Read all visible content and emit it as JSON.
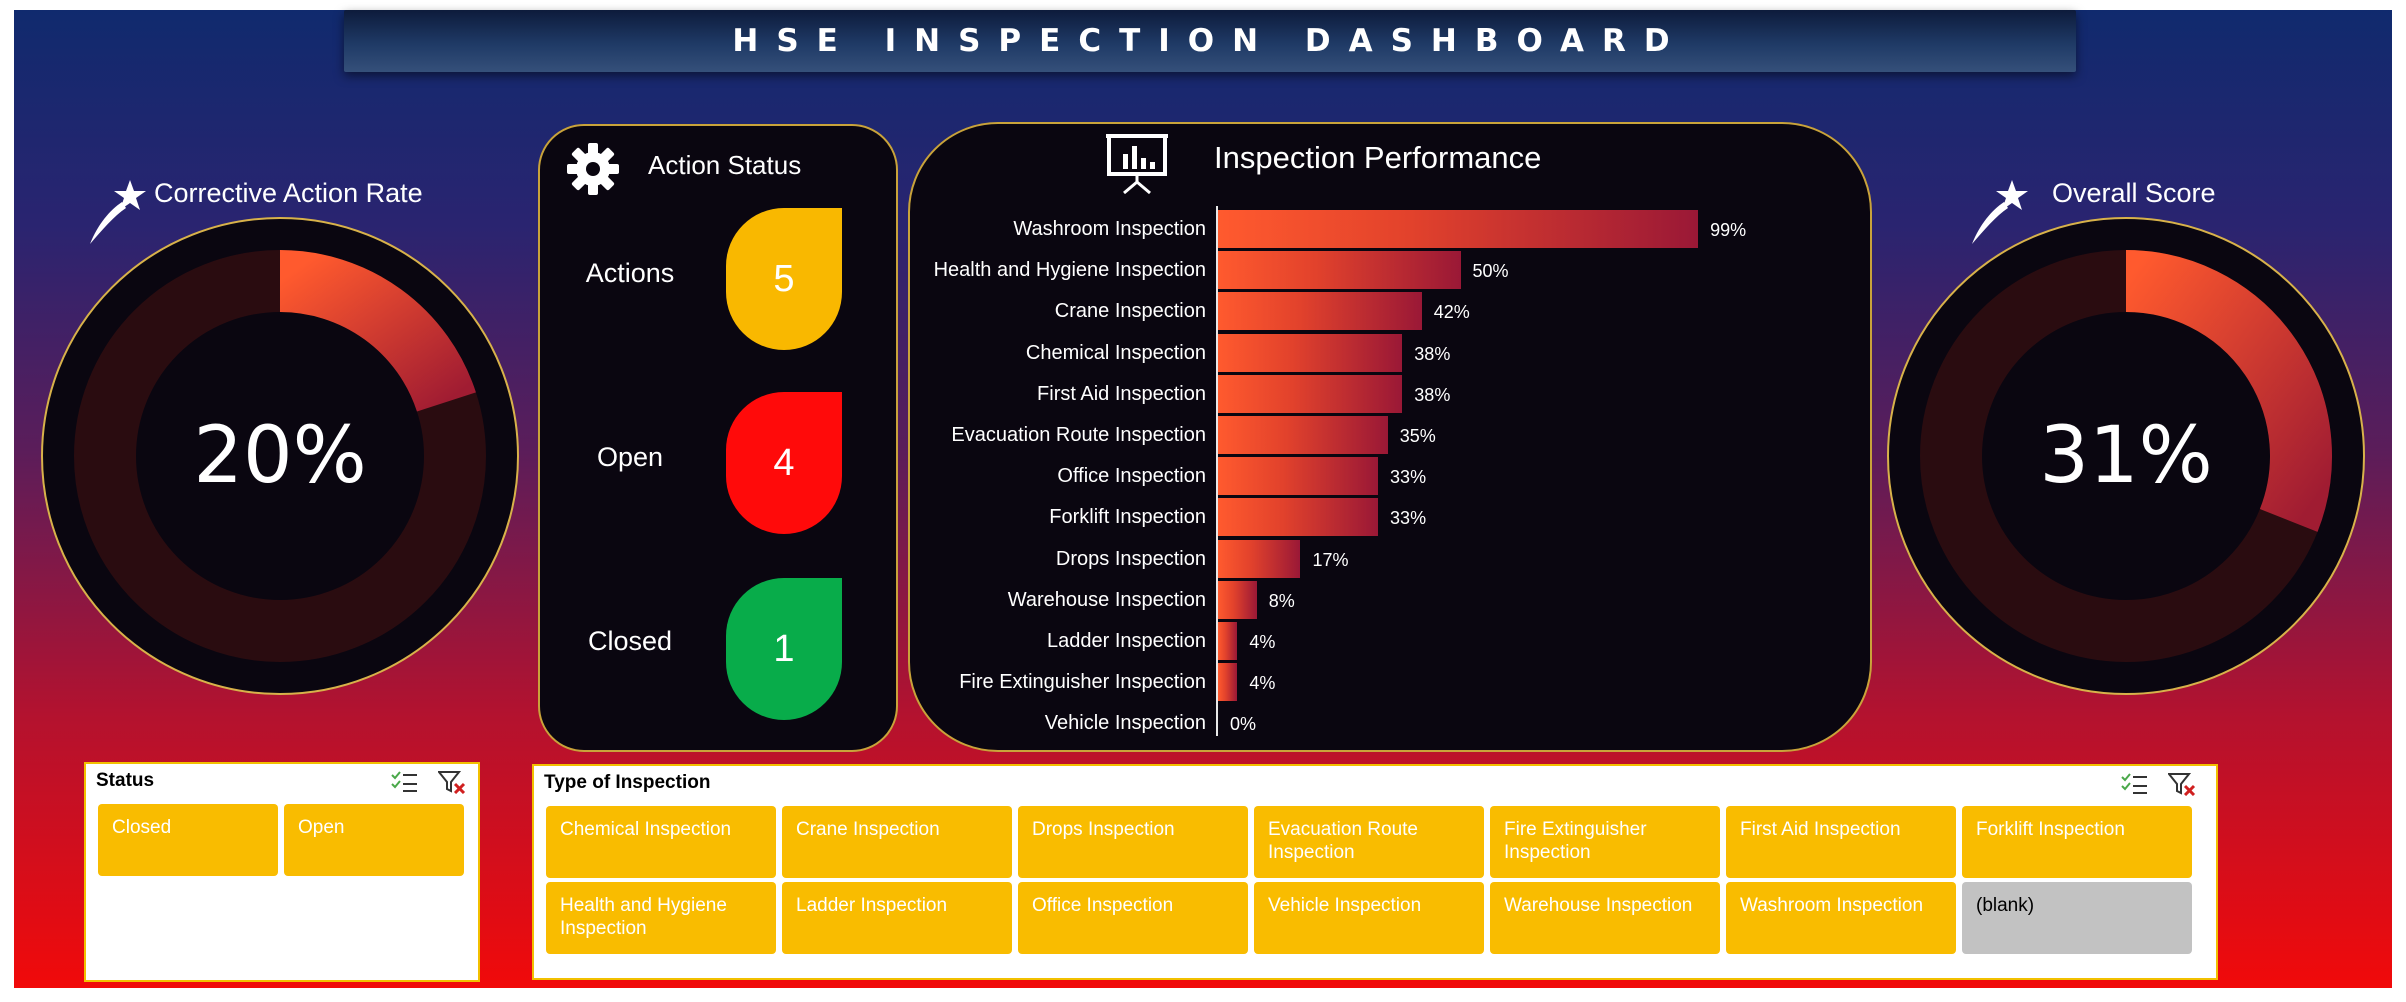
{
  "header": {
    "title": "HSE INSPECTION DASHBOARD"
  },
  "gauges": [
    {
      "title": "Corrective Action Rate",
      "value_label": "20%",
      "value": 0.2,
      "icon": "shooting-star-icon"
    },
    {
      "title": "Overall Score",
      "value_label": "31%",
      "value": 0.31,
      "icon": "shooting-star-icon"
    }
  ],
  "action_status": {
    "title": "Action Status",
    "icon": "gear-icon",
    "rows": [
      {
        "label": "Actions",
        "value": "5",
        "color": "#f9b800"
      },
      {
        "label": "Open",
        "value": "4",
        "color": "#ff0a0a"
      },
      {
        "label": "Closed",
        "value": "1",
        "color": "#08ac4a"
      }
    ]
  },
  "performance": {
    "title": "Inspection Performance",
    "icon": "presentation-chart-icon"
  },
  "chart_data": {
    "type": "bar",
    "orientation": "horizontal",
    "categories": [
      "Washroom Inspection",
      "Health and Hygiene Inspection",
      "Crane Inspection",
      "Chemical Inspection",
      "First Aid Inspection",
      "Evacuation Route Inspection",
      "Office Inspection",
      "Forklift Inspection",
      "Drops Inspection",
      "Warehouse Inspection",
      "Ladder Inspection",
      "Fire Extinguisher Inspection",
      "Vehicle Inspection"
    ],
    "values": [
      99,
      50,
      42,
      38,
      38,
      35,
      33,
      33,
      17,
      8,
      4,
      4,
      0
    ],
    "value_labels": [
      "99%",
      "50%",
      "42%",
      "38%",
      "38%",
      "35%",
      "33%",
      "33%",
      "17%",
      "8%",
      "4%",
      "4%",
      "0%"
    ],
    "xlim": [
      0,
      100
    ]
  },
  "status_slicer": {
    "title": "Status",
    "items": [
      "Closed",
      "Open"
    ]
  },
  "type_slicer": {
    "title": "Type of Inspection",
    "items": [
      "Chemical Inspection",
      "Crane Inspection",
      "Drops Inspection",
      "Evacuation Route Inspection",
      "Fire Extinguisher Inspection",
      "First Aid Inspection",
      "Forklift Inspection",
      "Health and Hygiene Inspection",
      "Ladder Inspection",
      "Office Inspection",
      "Vehicle Inspection",
      "Warehouse Inspection",
      "Washroom Inspection",
      "(blank)"
    ]
  }
}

....

_Task goal:_
Copy all the lines of data exactly as they appear, dropping any images.

_Response to this exercise:_
Read all visible content and emit it as JSON.
{
  "header": {
    "title": "HSE INSPECTION DASHBOARD"
  },
  "gauges": [
    {
      "title": "Corrective Action Rate",
      "value_label": "20%",
      "value": 0.2,
      "icon": "shooting-star-icon"
    },
    {
      "title": "Overall Score",
      "value_label": "31%",
      "value": 0.31,
      "icon": "shooting-star-icon"
    }
  ],
  "action_status": {
    "title": "Action Status",
    "icon": "gear-icon",
    "rows": [
      {
        "label": "Actions",
        "value": "5",
        "color": "#f9b800"
      },
      {
        "label": "Open",
        "value": "4",
        "color": "#ff0a0a"
      },
      {
        "label": "Closed",
        "value": "1",
        "color": "#08ac4a"
      }
    ]
  },
  "performance": {
    "title": "Inspection Performance",
    "icon": "presentation-chart-icon"
  },
  "chart_data": {
    "type": "bar",
    "orientation": "horizontal",
    "categories": [
      "Washroom Inspection",
      "Health and Hygiene Inspection",
      "Crane Inspection",
      "Chemical Inspection",
      "First Aid Inspection",
      "Evacuation Route Inspection",
      "Office Inspection",
      "Forklift Inspection",
      "Drops Inspection",
      "Warehouse Inspection",
      "Ladder Inspection",
      "Fire Extinguisher Inspection",
      "Vehicle Inspection"
    ],
    "values": [
      99,
      50,
      42,
      38,
      38,
      35,
      33,
      33,
      17,
      8,
      4,
      4,
      0
    ],
    "value_labels": [
      "99%",
      "50%",
      "42%",
      "38%",
      "38%",
      "35%",
      "33%",
      "33%",
      "17%",
      "8%",
      "4%",
      "4%",
      "0%"
    ],
    "xlim": [
      0,
      100
    ]
  },
  "status_slicer": {
    "title": "Status",
    "items": [
      "Closed",
      "Open"
    ]
  },
  "type_slicer": {
    "title": "Type of Inspection",
    "items": [
      "Chemical Inspection",
      "Crane Inspection",
      "Drops Inspection",
      "Evacuation Route Inspection",
      "Fire Extinguisher Inspection",
      "First Aid Inspection",
      "Forklift Inspection",
      "Health and Hygiene Inspection",
      "Ladder Inspection",
      "Office Inspection",
      "Vehicle Inspection",
      "Warehouse Inspection",
      "Washroom Inspection",
      "(blank)"
    ]
  }
}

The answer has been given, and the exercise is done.